● QUOTED TEXT
◆ ◆ ◆ ◆ ◆ ◆ ◆
Before trial, the State filed a motion to permit it to introduce
evidence at trial of four instances of uncharged misconduct by Alfaro. The
State did not argue, either in district court or on appeal, that the evidence
qualified for admission under NRS 48.045(2)—a steep path that would have
required the State to prove each act by clear and convincing evidence and
to identify a legitimate non-propensity purpose for its admission. See
Petrocelli v. State, 101 Nev. 46, 52, 692 P.2d 503, 508 (1985), superseded in
part by statute as stated in Thomas v. State, 120 Nev. 37, 44-45, 83 P.3d 818,
823 (2004). Instead, the State moved for the prior acts' admission as
evidence of uncharged sexual offenses under NRS 48.045(3), and as res
gestae evidence under NRS 48.035(3). The district court admitted two acts,
taking nude photographs of ED and giving her Soma, as evidence of
uncharged sexual offenses under NRS 48.045(3), and two acts, making ED
wear fishnet stockings and showing her pornography. as res gestae evidence.
◆ ◆ ◆ ◆ ◆ ◆ ◆
● DATA RECORDS

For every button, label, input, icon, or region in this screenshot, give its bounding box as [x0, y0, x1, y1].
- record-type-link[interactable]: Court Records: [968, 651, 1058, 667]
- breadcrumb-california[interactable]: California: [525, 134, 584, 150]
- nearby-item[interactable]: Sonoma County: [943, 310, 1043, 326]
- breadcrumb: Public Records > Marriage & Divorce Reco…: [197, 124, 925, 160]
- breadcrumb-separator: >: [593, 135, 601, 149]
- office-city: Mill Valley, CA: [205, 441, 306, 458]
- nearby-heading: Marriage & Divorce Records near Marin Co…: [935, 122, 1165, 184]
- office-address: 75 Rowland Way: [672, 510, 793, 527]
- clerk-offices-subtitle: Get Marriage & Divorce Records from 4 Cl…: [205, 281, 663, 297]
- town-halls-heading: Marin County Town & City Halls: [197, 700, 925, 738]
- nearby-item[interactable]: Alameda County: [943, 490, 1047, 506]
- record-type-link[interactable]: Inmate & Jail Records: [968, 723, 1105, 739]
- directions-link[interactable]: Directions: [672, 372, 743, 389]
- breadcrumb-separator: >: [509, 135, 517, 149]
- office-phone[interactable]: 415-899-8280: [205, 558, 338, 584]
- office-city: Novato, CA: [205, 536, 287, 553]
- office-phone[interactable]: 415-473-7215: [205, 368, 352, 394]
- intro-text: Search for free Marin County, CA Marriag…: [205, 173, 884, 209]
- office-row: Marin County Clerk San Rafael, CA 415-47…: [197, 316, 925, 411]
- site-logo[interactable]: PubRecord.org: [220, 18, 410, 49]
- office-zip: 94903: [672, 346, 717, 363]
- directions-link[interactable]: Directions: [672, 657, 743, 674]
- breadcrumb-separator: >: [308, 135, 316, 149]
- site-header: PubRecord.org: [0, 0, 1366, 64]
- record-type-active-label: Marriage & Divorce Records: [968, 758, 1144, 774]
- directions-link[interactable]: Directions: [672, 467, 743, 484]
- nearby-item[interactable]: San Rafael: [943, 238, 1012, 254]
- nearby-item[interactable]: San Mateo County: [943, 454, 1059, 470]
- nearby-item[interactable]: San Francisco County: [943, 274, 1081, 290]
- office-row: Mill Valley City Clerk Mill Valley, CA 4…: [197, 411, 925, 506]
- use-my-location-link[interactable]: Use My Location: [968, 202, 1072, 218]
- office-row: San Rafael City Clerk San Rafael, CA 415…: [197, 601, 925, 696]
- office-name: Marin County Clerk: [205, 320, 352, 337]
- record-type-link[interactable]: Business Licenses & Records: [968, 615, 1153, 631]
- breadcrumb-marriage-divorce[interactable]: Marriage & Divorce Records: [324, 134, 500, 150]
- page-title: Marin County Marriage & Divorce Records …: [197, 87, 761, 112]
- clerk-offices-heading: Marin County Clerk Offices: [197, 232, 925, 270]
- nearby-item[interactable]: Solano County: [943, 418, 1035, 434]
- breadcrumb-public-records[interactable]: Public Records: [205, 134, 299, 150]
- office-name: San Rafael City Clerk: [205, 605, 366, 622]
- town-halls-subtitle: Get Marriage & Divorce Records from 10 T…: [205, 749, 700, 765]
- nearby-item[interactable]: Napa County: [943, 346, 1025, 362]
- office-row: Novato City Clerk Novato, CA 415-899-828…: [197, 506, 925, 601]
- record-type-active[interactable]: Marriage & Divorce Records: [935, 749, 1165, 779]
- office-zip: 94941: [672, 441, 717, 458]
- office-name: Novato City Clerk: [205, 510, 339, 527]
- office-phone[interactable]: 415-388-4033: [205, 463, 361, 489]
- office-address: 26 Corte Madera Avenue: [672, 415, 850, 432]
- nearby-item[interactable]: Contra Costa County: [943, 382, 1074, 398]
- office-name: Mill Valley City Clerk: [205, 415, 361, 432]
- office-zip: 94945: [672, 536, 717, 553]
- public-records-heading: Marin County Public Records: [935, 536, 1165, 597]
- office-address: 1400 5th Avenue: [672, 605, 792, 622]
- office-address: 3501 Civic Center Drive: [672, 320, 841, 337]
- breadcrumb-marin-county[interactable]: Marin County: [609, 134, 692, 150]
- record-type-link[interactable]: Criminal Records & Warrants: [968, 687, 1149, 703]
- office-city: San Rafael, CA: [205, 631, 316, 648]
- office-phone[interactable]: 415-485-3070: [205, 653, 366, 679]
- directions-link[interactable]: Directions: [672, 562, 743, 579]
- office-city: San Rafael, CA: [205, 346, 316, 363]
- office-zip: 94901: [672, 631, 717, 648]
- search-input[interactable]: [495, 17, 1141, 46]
◆ ◆ ◆ ◆ ◆ ◆ ◆
● WHAT YOU NEED TO DO
- A) According to the legal excerpt, under which statute did the State seek to admit the prior acts as res gestae evidence?
- B) Reproduce the records verbatim from their start through the line containing "- record-type-link[interactable]: Inmate", including both ends.
The legal excerpt and the records have no connection to each other.

● COMPLETED EXERCISE
- A) NRS 48.035(3)

- B)
For every button, label, input, icon, or region in this screenshot, give its bounding box as [x0, y0, x1, y1].
- record-type-link[interactable]: Court Records: [968, 651, 1058, 667]
- breadcrumb-california[interactable]: California: [525, 134, 584, 150]
- nearby-item[interactable]: Sonoma County: [943, 310, 1043, 326]
- breadcrumb: Public Records > Marriage & Divorce Reco…: [197, 124, 925, 160]
- breadcrumb-separator: >: [593, 135, 601, 149]
- office-city: Mill Valley, CA: [205, 441, 306, 458]
- nearby-heading: Marriage & Divorce Records near Marin Co…: [935, 122, 1165, 184]
- office-address: 75 Rowland Way: [672, 510, 793, 527]
- clerk-offices-subtitle: Get Marriage & Divorce Records from 4 Cl…: [205, 281, 663, 297]
- town-halls-heading: Marin County Town & City Halls: [197, 700, 925, 738]
- nearby-item[interactable]: Alameda County: [943, 490, 1047, 506]
- record-type-link[interactable]: Inmate & Jail Records: [968, 723, 1105, 739]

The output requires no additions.